[START Material for this task]

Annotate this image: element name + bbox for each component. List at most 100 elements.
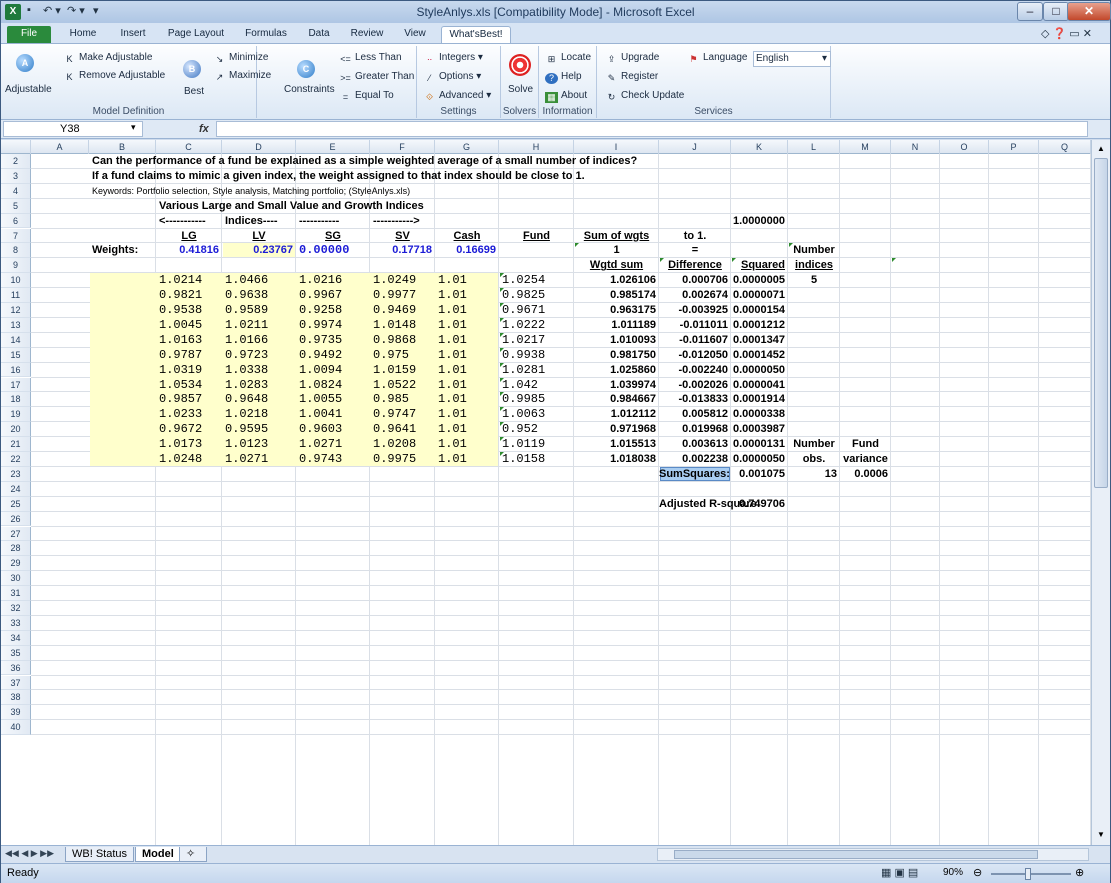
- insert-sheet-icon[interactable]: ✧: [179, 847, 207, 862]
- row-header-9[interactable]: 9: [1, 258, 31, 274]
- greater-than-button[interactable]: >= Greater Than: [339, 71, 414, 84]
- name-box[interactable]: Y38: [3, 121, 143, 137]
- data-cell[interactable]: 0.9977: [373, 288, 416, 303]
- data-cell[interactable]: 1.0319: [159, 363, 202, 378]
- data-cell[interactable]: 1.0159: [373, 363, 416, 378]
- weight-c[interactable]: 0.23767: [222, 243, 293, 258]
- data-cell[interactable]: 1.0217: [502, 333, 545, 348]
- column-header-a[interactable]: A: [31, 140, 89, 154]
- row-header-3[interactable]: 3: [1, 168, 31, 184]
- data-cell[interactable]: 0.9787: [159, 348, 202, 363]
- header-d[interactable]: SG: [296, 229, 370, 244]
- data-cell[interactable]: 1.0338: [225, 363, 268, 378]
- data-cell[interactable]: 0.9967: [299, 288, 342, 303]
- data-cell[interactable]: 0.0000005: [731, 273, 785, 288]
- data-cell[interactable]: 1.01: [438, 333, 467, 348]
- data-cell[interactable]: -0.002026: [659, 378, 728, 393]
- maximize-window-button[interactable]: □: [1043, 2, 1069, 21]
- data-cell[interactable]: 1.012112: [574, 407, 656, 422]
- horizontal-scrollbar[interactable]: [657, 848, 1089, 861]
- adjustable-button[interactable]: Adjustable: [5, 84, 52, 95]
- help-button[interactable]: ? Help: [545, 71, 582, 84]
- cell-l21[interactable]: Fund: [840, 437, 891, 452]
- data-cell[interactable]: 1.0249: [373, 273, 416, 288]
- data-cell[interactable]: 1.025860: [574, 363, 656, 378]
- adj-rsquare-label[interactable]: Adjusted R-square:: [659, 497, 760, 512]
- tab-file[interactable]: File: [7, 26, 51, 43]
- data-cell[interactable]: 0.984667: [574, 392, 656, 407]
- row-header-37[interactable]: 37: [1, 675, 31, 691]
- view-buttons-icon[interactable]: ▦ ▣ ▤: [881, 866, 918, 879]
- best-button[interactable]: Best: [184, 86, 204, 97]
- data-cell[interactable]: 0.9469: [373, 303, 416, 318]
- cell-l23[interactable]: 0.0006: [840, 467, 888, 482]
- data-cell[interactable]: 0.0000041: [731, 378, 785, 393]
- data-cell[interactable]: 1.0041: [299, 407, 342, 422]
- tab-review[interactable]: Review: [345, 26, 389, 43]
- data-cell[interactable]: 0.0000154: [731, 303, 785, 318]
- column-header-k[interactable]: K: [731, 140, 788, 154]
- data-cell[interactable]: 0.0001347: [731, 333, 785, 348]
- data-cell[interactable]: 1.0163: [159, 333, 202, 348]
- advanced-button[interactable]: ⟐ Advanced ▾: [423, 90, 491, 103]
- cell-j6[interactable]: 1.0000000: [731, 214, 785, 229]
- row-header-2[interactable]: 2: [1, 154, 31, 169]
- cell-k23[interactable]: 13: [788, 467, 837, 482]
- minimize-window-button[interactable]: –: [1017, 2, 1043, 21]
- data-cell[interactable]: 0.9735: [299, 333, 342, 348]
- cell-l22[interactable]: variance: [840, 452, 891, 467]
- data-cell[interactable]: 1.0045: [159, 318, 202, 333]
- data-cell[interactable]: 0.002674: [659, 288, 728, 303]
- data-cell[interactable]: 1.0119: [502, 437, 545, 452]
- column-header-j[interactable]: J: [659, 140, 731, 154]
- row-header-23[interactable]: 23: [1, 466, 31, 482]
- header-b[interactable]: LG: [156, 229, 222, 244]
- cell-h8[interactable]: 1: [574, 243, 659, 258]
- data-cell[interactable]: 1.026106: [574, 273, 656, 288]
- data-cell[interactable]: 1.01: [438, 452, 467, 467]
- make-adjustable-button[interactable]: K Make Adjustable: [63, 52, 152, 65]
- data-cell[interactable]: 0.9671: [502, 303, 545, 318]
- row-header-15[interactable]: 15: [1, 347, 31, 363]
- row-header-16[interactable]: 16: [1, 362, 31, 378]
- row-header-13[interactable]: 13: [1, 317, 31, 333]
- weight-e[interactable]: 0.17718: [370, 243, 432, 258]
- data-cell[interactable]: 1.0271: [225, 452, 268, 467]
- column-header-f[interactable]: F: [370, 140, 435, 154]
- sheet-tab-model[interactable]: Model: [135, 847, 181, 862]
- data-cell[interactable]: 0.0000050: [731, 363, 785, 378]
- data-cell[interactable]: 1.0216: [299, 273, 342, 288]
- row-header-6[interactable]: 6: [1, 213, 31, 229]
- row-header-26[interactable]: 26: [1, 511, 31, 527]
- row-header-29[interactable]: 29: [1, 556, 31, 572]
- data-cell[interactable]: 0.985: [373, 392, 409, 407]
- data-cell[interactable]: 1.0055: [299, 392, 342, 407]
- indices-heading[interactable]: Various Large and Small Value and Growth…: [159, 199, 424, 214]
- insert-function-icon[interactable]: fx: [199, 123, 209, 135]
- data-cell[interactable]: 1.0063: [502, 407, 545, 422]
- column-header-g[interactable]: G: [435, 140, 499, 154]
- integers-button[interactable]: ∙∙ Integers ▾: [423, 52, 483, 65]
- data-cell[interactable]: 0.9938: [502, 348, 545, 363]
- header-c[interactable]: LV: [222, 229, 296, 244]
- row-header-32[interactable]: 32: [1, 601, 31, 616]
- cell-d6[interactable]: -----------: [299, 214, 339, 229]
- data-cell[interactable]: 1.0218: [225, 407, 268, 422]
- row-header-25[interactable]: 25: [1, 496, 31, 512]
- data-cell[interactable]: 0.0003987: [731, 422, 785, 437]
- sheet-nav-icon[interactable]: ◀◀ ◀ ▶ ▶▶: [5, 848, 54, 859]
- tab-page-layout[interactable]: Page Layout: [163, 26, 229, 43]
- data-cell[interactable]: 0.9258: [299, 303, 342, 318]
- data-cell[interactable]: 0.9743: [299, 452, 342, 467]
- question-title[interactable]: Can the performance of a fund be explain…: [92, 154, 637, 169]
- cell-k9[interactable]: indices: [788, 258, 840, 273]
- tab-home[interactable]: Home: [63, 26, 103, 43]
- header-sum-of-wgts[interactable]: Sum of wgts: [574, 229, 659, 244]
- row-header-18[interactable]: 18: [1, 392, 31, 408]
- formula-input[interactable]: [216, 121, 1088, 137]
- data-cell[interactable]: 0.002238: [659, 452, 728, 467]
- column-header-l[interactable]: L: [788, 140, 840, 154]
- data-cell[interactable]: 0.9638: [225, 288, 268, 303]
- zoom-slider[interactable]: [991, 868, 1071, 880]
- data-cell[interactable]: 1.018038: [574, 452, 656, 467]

[END Material for this task]

Output every line of the entries above as a JSON list of strings, one string per line and no blank lines. Leave the pictures out of the answer.

[
  "Annotate this image: element name + bbox for each component. List at most 100 elements.",
  "- insert-sheet-icon[interactable]: ✧: [179, 847, 207, 862]",
  "- row-header-9[interactable]: 9: [1, 258, 31, 274]",
  "- greater-than-button[interactable]: >= Greater Than: [339, 71, 414, 84]",
  "- name-box[interactable]: Y38: [3, 121, 143, 137]",
  "- data-cell[interactable]: 0.9977: [373, 288, 416, 303]",
  "- data-cell[interactable]: 1.0319: [159, 363, 202, 378]",
  "- data-cell[interactable]: 1.0159: [373, 363, 416, 378]",
  "- weight-c[interactable]: 0.23767: [222, 243, 293, 258]",
  "- data-cell[interactable]: 1.0217: [502, 333, 545, 348]",
  "- column-header-a[interactable]: A: [31, 140, 89, 154]",
  "- row-header-3[interactable]: 3: [1, 168, 31, 184]",
  "- data-cell[interactable]: 0.9787: [159, 348, 202, 363]",
  "- header-d[interactable]: SG: [296, 229, 370, 244]",
  "- data-cell[interactable]: 1.0338: [225, 363, 268, 378]",
  "- data-cell[interactable]: 0.9967: [299, 288, 342, 303]",
  "- data-cell[interactable]: 0.0000005: [731, 273, 785, 288]",
  "- data-cell[interactable]: 1.01: [438, 333, 467, 348]",
  "- data-cell[interactable]: -0.002026: [659, 378, 728, 393]",
  "- maximize-window-button[interactable]: □: [1043, 2, 1069, 21]",
  "- data-cell[interactable]: 1.012112: [574, 407, 656, 422]",
  "- horizontal-scrollbar[interactable]: [657, 848, 1089, 861]",
  "- adjustable-button[interactable]: Adjustable: [5, 84, 52, 95]",
  "- help-button[interactable]: ? Help: [545, 71, 582, 84]",
  "- cell-l21[interactable]: Fund: [840, 437, 891, 452]",
  "- data-cell[interactable]: 1.0249: [373, 273, 416, 288]",
  "- data-cell[interactable]: 1.025860: [574, 363, 656, 378]",
  "- adj-rsquare-label[interactable]: Adjusted R-square:: [659, 497, 760, 512]",
  "- tab-file[interactable]: File: [7, 26, 51, 43]",
  "- data-cell[interactable]: 0.984667: [574, 392, 656, 407]",
  "- row-header-37[interactable]: 37: [1, 675, 31, 691]",
  "- view-buttons-icon[interactable]: ▦ ▣ ▤: [881, 866, 918, 879]",
  "- best-button[interactable]: Best: [184, 86, 204, 97]",
  "- data-cell[interactable]: 0.9469: [373, 303, 416, 318]",
  "- cell-l23[interactable]: 0.0006: [840, 467, 888, 482]",
  "- data-cell[interactable]: 0.0000041: [731, 378, 785, 393]",
  "- data-cell[interactable]: 1.0041: [299, 407, 342, 422]",
  "- tab-review[interactable]: Review: [345, 26, 389, 43]",
  "- data-cell[interactable]: 0.0000154: [731, 303, 785, 318]",
  "- column-header-k[interactable]: K: [731, 140, 788, 154]",
  "- data-cell[interactable]: 0.0001347: [731, 333, 785, 348]",
  "- data-cell[interactable]: 1.0163: [159, 333, 202, 348]",
  "- advanced-button[interactable]: ⟐ Advanced ▾: [423, 90, 491, 103]",
  "- cell-j6[interactable]: 1.0000000: [731, 214, 785, 229]",
  "- row-header-2[interactable]: 2: [1, 154, 31, 169]",
  "- cell-k23[interactable]: 13: [788, 467, 837, 482]",
  "- minimize-window-button[interactable]: –: [1017, 2, 1043, 21]",
  "- data-cell[interactable]: 0.9735: [299, 333, 342, 348]",
  "- cell-l22[interactable]: variance: [840, 452, 891, 467]",
  "- data-cell[interactable]: 1.0045: [159, 318, 202, 333]",
  "- data-cell[interactable]: 0.002674: [659, 288, 728, 303]",
  "- data-cell[interactable]: 1.0119: [502, 437, 545, 452]",
  "- column-header-j[interactable]: J: [659, 140, 731, 154]",
  "- row-header-23[interactable]: 23: [1, 466, 31, 482]",
  "- header-b[interactable]: LG: [156, 229, 222, 244]",
  "- cell-h8[interactable]: 1: [574, 243, 659, 258]",
  "- data-cell[interactable]: 1.026106: [574, 273, 656, 288]",
  "- data-cell[interactable]: 1.01: [438, 452, 467, 467]",
  "- make-adjustable-button[interactable]: K Make Adjustable: [63, 52, 152, 65]",
  "- data-cell[interactable]: 0.9671: [502, 303, 545, 318]",
  "- row-header-15[interactable]: 15: [1, 347, 31, 363]",
  "- row-header-16[interactable]: 16: [1, 362, 31, 378]",
  "- row-header-13[interactable]: 13: [1, 317, 31, 333]",
  "- weight-e[interactable]: 0.17718: [370, 243, 432, 258]",
  "- data-cell[interactable]: 1.0271: [225, 452, 268, 467]",
  "- column-header-f[interactable]: F: [370, 140, 435, 154]",
  "- sheet-tab-model[interactable]: Model: [135, 847, 181, 862]",
  "- data-cell[interactable]: 0.0000050: [731, 363, 785, 378]",
  "- data-cell[interactable]: 1.0216: [299, 273, 342, 288]",
  "- row-header-6[interactable]: 6: [1, 213, 31, 229]",
  "- row-header-26[interactable]: 26: [1, 511, 31, 527]",
  "- row-header-29[interactable]: 29: [1, 556, 31, 572]",
  "- data-cell[interactable]: 0.985: [373, 392, 409, 407]",
  "- data-cell[interactable]: 1.0055: [299, 392, 342, 407]",
  "- indices-heading[interactable]: Various Large and Small Value and Growth…: [159, 199, 424, 214]",
  "- insert-function-icon[interactable]: fx: [199, 123, 209, 135]",
  "- data-cell[interactable]: 1.0063: [502, 407, 545, 422]",
  "- column-header-g[interactable]: G: [435, 140, 499, 154]",
  "- integers-button[interactable]: ∙∙ Integers ▾: [423, 52, 483, 65]",
  "- data-cell[interactable]: 0.9938: [502, 348, 545, 363]",
  "- header-c[interactable]: LV: [222, 229, 296, 244]",
  "- row-header-32[interactable]: 32: [1, 601, 31, 616]",
  "- cell-d6[interactable]: -----------: [299, 214, 339, 229]",
  "- data-cell[interactable]: 1.0218: [225, 407, 268, 422]",
  "- row-header-25[interactable]: 25: [1, 496, 31, 512]",
  "- data-cell[interactable]: 0.0003987: [731, 422, 785, 437]",
  "- sheet-nav-icon[interactable]: ◀◀ ◀ ▶ ▶▶: [5, 848, 54, 859]",
  "- tab-page-layout[interactable]: Page Layout: [163, 26, 229, 43]",
  "- data-cell[interactable]: 0.9258: [299, 303, 342, 318]",
  "- data-cell[interactable]: 0.9743: [299, 452, 342, 467]",
  "- question-title[interactable]: Can the performance of a fund be explain…: [92, 154, 637, 169]",
  "- cell-k9[interactable]: indices: [788, 258, 840, 273]",
  "- tab-home[interactable]: Home: [63, 26, 103, 43]",
  "- header-sum-of-wgts[interactable]: Sum of wgts: [574, 229, 659, 244]",
  "- row-header-18[interactable]: 18: [1, 392, 31, 408]",
  "- formula-input[interactable]: [216, 121, 1088, 137]",
  "- data-cell[interactable]: 0.002238: [659, 452, 728, 467]",
  "- column-header-l[interactable]: L: [788, 140, 840, 154]",
  "- data-cell[interactable]: 0.9638: [225, 288, 268, 303]",
  "- zoom-slider[interactable]: [991, 868, 1071, 880]",
  "- data-cell[interactable]: 1.018038: [574, 452, 656, 467]"
]